TASK:
Work out how many lines of the data hold the string "ionización", and reply with that number alone.

────────────────────────────────────────

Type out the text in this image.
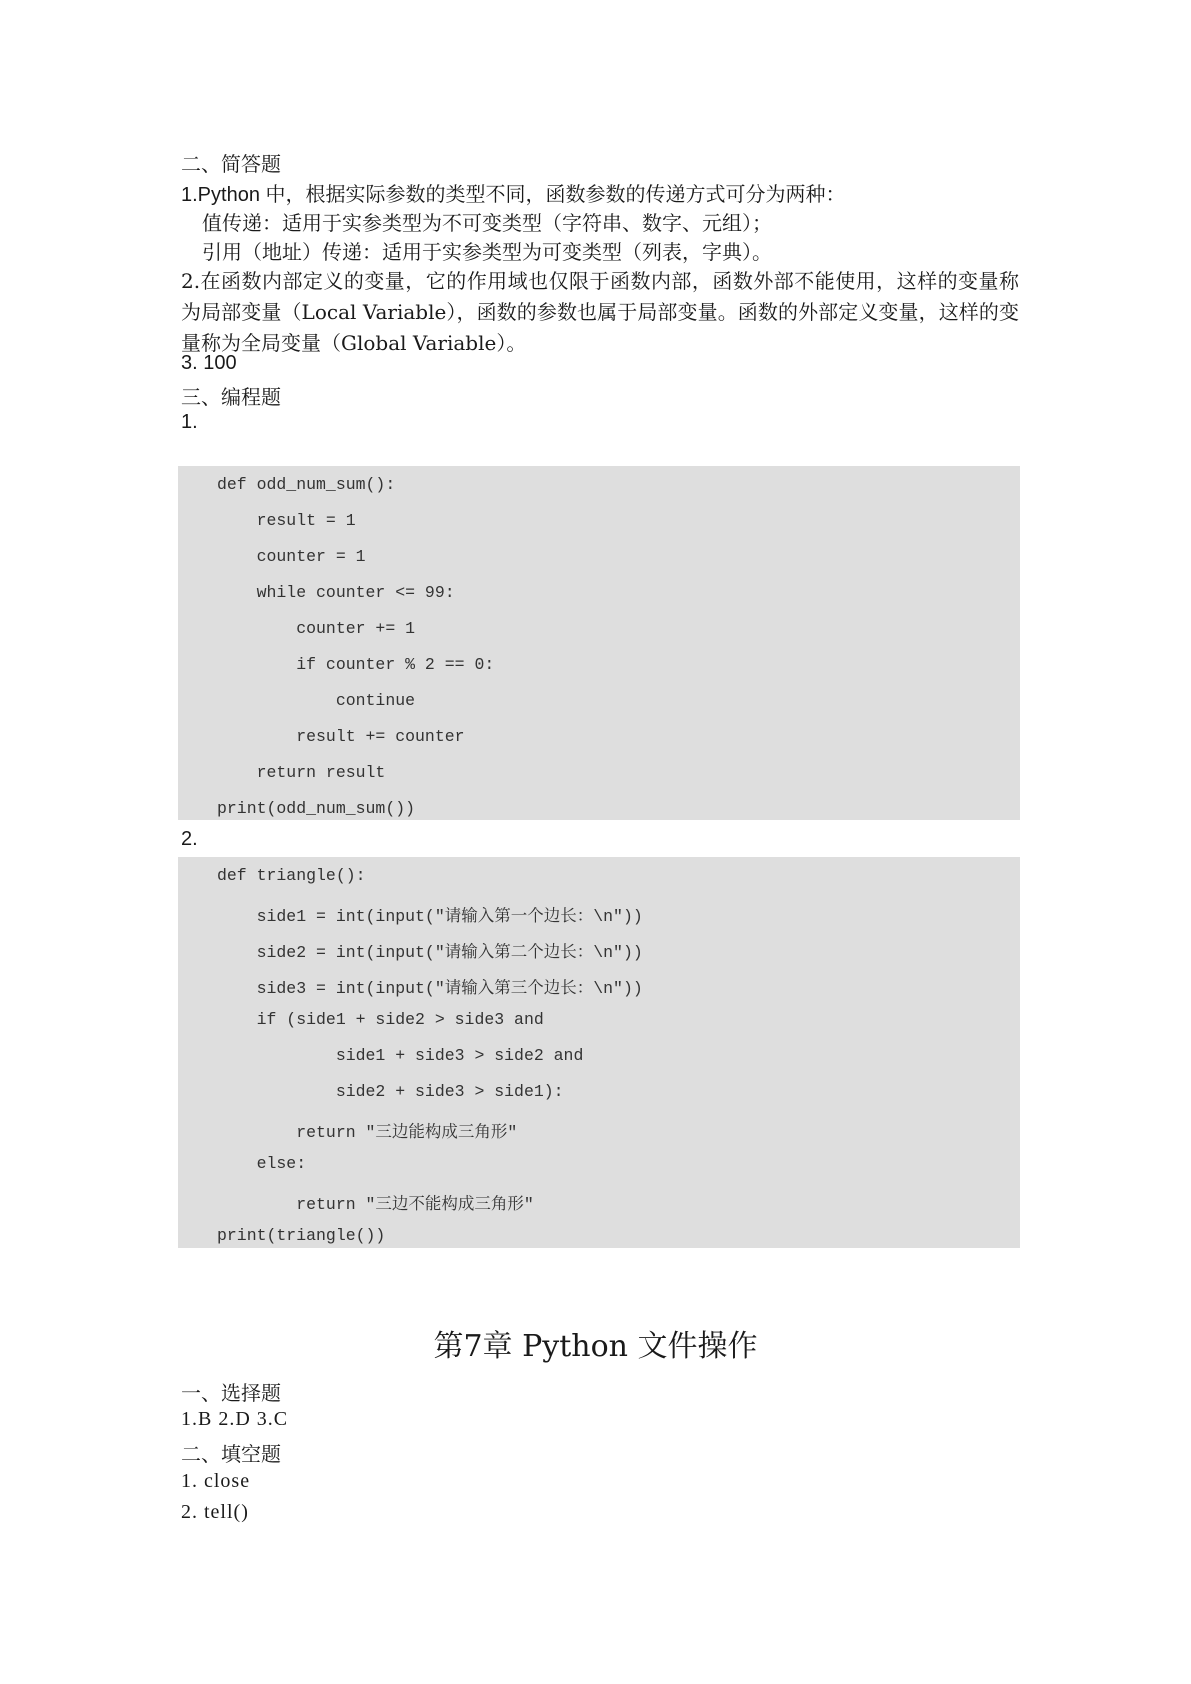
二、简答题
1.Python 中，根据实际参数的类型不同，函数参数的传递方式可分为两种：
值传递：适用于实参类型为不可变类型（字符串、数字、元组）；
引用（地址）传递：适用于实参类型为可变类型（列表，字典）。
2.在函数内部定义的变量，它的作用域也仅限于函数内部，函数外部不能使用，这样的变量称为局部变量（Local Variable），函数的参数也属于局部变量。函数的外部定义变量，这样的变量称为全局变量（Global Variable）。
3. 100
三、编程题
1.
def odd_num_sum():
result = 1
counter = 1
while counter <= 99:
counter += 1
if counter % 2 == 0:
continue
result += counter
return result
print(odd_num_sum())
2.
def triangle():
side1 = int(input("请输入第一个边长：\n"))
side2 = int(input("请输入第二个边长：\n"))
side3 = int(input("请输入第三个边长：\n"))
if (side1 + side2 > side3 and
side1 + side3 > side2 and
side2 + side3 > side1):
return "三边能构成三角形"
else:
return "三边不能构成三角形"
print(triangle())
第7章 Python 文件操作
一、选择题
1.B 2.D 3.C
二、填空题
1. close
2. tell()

────────────────────────────────────────

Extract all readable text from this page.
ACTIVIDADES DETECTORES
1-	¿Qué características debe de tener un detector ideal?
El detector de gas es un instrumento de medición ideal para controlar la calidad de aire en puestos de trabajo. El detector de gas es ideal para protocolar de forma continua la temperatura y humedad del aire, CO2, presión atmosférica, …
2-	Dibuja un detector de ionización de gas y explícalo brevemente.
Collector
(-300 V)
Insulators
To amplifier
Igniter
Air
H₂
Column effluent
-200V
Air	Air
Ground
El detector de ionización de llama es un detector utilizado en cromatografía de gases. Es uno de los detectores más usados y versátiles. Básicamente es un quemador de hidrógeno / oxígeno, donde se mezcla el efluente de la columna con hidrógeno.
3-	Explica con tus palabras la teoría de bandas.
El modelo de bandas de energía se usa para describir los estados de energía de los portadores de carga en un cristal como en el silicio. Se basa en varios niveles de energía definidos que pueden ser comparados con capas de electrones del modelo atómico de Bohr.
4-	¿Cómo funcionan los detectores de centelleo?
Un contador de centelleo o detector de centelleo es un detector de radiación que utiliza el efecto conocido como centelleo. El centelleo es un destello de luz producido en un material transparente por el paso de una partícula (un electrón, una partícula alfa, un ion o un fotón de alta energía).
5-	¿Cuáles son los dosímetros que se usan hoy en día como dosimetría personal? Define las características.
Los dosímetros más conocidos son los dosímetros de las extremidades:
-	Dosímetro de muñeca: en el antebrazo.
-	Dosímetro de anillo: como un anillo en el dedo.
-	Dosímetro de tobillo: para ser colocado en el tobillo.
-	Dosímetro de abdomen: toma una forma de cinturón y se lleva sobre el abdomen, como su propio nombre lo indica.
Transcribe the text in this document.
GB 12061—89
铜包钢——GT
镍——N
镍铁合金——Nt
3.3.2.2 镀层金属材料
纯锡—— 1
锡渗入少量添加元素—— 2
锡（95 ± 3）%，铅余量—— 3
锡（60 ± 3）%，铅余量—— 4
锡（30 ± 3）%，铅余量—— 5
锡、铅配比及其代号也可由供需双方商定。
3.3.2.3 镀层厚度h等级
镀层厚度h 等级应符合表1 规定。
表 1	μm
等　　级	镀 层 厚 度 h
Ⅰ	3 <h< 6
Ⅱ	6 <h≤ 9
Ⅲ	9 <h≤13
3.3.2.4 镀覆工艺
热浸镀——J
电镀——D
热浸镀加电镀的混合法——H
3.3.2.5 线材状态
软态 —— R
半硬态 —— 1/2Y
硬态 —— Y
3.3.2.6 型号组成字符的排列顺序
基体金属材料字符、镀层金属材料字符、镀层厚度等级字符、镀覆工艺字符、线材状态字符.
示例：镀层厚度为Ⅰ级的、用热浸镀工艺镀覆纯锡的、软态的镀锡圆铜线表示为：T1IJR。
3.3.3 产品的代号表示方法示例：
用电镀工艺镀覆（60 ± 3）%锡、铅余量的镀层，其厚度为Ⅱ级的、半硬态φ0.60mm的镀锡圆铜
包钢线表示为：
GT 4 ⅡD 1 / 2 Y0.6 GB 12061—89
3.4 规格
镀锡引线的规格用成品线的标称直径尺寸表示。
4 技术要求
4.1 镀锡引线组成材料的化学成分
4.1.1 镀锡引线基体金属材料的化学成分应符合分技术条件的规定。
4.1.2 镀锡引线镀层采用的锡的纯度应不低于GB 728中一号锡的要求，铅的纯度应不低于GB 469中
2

────────────────────────────────────────

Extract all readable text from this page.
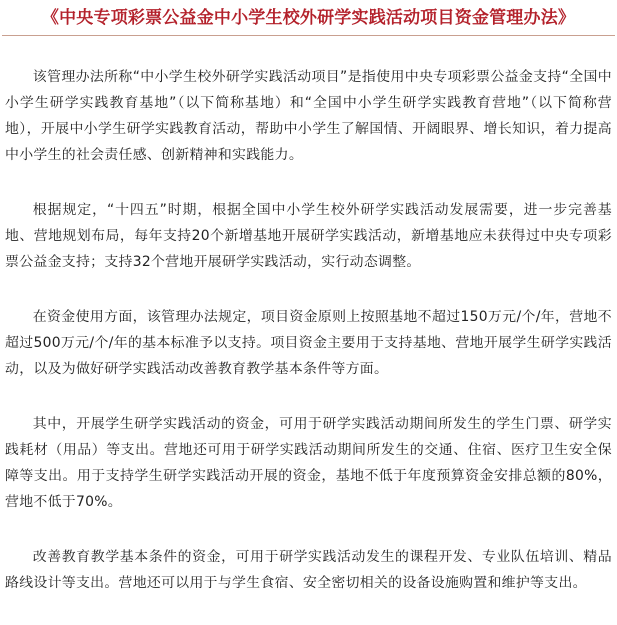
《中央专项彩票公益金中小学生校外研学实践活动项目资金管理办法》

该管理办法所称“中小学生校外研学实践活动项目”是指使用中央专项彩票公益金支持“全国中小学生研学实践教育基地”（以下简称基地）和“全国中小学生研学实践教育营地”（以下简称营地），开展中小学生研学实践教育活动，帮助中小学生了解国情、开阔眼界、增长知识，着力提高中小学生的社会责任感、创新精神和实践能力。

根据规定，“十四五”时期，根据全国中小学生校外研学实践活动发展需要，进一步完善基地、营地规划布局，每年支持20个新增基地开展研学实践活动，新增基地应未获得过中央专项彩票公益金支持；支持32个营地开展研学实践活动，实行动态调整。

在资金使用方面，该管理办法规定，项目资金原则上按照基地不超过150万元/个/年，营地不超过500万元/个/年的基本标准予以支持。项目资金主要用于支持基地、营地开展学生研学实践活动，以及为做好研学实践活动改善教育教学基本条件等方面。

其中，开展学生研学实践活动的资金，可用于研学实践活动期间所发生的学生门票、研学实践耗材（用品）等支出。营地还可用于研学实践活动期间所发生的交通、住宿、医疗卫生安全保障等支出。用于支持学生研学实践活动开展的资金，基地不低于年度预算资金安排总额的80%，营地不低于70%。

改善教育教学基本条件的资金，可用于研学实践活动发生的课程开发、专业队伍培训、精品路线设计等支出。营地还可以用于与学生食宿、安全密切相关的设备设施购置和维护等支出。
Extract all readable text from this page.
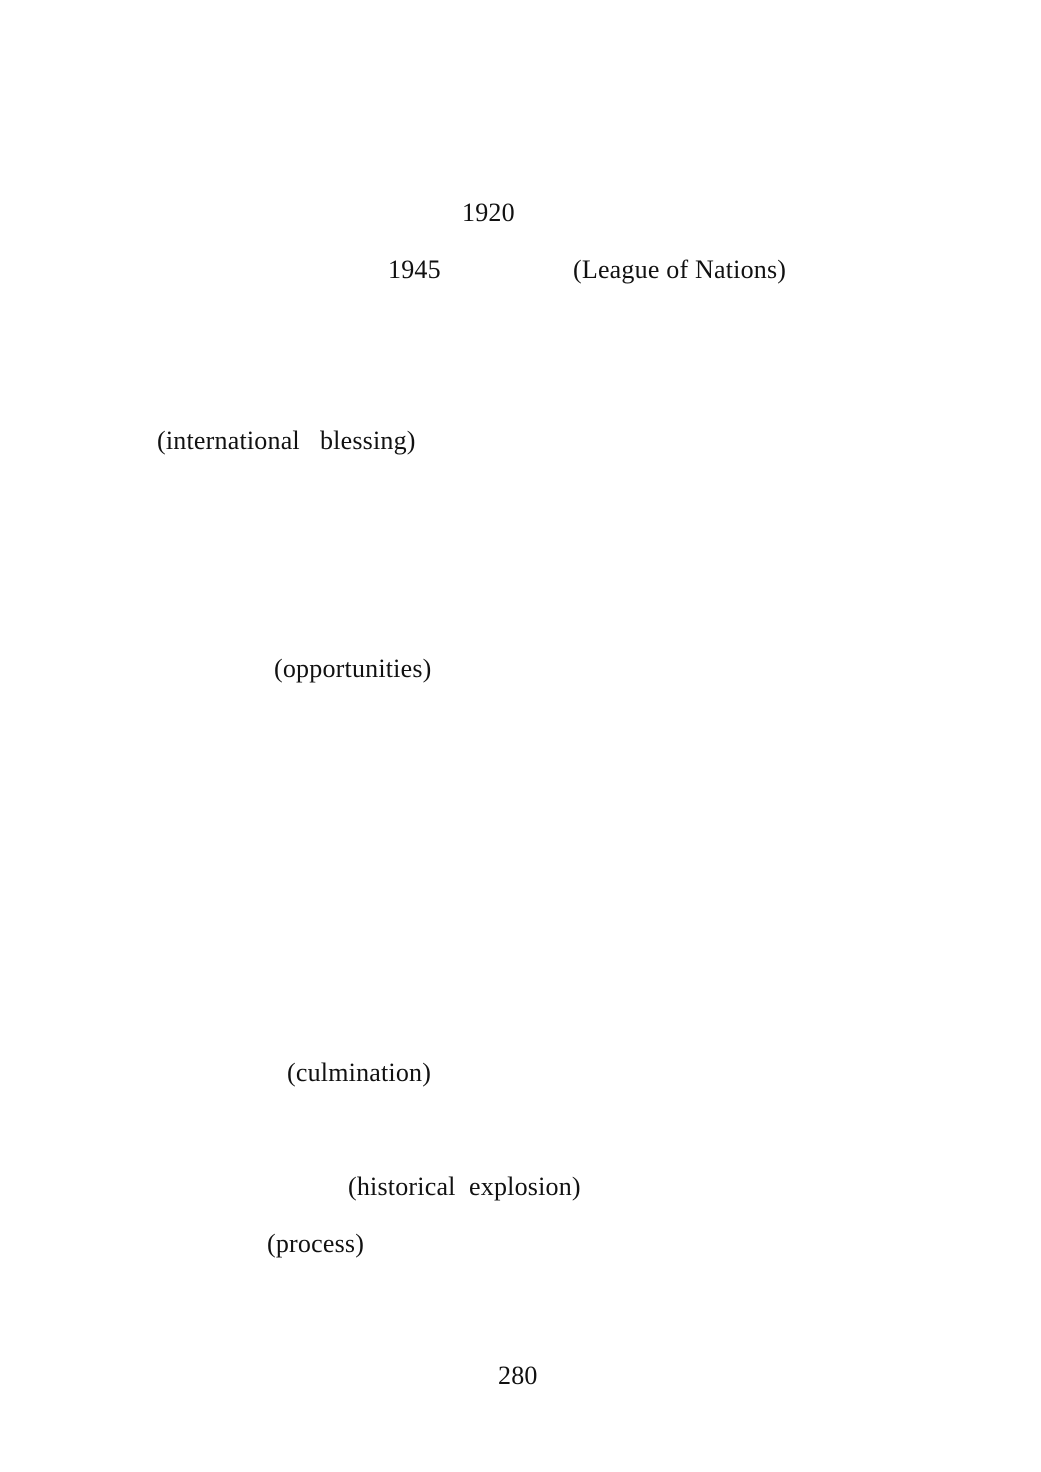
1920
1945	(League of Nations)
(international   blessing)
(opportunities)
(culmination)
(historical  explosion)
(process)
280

────────────────────────────────────────

EXERCISE RESULT:
2